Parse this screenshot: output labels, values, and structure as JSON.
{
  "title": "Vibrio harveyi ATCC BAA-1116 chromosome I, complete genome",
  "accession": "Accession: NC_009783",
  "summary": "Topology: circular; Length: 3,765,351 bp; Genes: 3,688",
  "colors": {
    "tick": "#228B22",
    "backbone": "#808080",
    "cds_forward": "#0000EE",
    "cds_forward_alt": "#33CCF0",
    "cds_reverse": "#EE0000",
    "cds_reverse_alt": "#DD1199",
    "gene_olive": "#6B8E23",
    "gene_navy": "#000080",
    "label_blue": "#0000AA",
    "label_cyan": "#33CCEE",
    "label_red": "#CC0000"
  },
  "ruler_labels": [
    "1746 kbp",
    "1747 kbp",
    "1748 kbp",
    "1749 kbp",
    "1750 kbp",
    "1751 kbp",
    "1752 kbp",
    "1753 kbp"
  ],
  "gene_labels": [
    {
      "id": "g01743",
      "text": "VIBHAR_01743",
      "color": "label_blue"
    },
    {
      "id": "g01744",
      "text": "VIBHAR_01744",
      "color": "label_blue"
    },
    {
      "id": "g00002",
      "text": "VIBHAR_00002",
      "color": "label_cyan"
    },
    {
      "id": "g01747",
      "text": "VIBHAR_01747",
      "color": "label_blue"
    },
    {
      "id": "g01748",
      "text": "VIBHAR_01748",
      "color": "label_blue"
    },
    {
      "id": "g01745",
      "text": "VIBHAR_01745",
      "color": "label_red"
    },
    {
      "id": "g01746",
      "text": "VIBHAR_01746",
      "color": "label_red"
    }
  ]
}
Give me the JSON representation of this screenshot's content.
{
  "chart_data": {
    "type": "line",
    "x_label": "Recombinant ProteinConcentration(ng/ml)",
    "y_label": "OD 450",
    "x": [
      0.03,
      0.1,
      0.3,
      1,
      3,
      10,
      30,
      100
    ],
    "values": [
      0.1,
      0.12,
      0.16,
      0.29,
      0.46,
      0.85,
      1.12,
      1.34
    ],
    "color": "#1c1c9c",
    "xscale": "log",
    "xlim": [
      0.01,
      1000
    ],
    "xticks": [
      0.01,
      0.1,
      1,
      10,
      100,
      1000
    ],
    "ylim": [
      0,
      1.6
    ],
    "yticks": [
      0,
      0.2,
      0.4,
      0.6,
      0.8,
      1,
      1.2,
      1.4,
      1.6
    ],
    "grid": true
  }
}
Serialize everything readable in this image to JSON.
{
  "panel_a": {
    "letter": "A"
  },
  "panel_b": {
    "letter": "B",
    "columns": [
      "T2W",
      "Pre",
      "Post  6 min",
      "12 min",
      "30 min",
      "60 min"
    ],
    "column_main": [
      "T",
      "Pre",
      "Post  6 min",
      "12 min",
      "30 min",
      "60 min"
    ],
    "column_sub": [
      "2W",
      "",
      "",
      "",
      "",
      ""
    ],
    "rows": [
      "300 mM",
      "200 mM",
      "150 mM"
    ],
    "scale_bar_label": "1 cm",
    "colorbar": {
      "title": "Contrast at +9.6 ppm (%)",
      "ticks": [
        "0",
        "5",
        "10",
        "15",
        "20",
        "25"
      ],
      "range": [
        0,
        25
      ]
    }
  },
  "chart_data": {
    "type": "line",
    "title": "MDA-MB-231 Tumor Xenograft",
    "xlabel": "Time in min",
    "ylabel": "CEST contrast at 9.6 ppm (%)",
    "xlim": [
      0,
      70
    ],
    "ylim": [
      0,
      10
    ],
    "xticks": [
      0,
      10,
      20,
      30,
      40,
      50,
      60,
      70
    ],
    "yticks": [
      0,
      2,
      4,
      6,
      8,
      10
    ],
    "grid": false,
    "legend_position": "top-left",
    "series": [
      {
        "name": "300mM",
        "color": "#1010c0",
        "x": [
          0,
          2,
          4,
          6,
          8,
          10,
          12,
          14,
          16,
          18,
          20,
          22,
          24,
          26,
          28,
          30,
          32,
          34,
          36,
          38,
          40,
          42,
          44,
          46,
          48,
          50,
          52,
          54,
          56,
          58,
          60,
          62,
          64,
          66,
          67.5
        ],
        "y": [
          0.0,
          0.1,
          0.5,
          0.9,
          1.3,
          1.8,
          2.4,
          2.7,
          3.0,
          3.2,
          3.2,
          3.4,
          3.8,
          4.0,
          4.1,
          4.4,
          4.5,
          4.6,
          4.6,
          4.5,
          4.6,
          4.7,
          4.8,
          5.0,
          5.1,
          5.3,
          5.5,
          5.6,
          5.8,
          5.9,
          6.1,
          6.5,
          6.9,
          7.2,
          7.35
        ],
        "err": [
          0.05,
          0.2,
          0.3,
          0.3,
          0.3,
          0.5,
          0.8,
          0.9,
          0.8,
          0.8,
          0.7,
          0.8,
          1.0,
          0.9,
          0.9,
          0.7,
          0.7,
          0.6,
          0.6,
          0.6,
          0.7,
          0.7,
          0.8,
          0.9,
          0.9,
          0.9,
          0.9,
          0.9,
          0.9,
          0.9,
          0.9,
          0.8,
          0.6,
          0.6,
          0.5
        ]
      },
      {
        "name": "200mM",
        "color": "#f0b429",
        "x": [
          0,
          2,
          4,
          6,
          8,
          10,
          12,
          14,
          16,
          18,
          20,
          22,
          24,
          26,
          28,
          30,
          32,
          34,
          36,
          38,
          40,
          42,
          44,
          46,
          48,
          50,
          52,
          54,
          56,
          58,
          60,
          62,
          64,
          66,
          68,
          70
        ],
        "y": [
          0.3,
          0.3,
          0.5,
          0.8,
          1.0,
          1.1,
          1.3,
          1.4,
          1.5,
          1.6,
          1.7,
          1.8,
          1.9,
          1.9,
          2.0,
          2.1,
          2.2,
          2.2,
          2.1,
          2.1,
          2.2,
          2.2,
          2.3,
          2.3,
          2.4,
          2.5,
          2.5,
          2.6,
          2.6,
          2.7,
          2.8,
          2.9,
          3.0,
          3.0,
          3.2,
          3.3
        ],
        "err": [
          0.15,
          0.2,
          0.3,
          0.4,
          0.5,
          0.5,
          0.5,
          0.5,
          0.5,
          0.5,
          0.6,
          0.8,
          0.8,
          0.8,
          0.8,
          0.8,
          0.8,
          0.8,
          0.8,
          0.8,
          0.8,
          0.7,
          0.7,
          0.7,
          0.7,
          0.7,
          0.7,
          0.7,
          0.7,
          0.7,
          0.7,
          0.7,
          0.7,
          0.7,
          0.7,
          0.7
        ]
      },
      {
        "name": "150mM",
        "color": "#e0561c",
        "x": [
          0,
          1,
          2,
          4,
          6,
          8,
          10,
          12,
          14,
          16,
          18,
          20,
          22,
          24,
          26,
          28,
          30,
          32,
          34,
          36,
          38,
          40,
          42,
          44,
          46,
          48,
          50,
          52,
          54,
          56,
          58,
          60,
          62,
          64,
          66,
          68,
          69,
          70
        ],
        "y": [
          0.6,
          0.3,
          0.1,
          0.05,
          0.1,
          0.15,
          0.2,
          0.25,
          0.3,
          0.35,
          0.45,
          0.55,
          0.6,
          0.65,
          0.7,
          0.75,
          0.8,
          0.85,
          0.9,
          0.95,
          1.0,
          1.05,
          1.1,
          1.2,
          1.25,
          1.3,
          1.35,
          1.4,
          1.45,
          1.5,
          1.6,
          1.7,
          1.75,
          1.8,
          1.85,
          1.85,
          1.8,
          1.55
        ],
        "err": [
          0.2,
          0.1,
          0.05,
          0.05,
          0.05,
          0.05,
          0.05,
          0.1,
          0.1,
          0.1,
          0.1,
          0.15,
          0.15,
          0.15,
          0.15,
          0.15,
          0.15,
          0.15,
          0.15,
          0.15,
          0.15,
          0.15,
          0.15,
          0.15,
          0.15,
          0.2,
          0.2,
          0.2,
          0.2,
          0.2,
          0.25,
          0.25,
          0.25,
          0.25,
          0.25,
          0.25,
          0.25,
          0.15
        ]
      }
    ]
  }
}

┄┄┄┄┄┄┄┄┄┄┄┄┄┄┄┄┄┄┄┄

» **Work item**
Each line of the entries where the string "JSON" occurs should be shown.

» **Response for this exercise**
Parse this screenshot: output labels, values, and structure as JSON.
Give me the JSON representation of this screenshot's content.
Serialize everything readable in this image to JSON.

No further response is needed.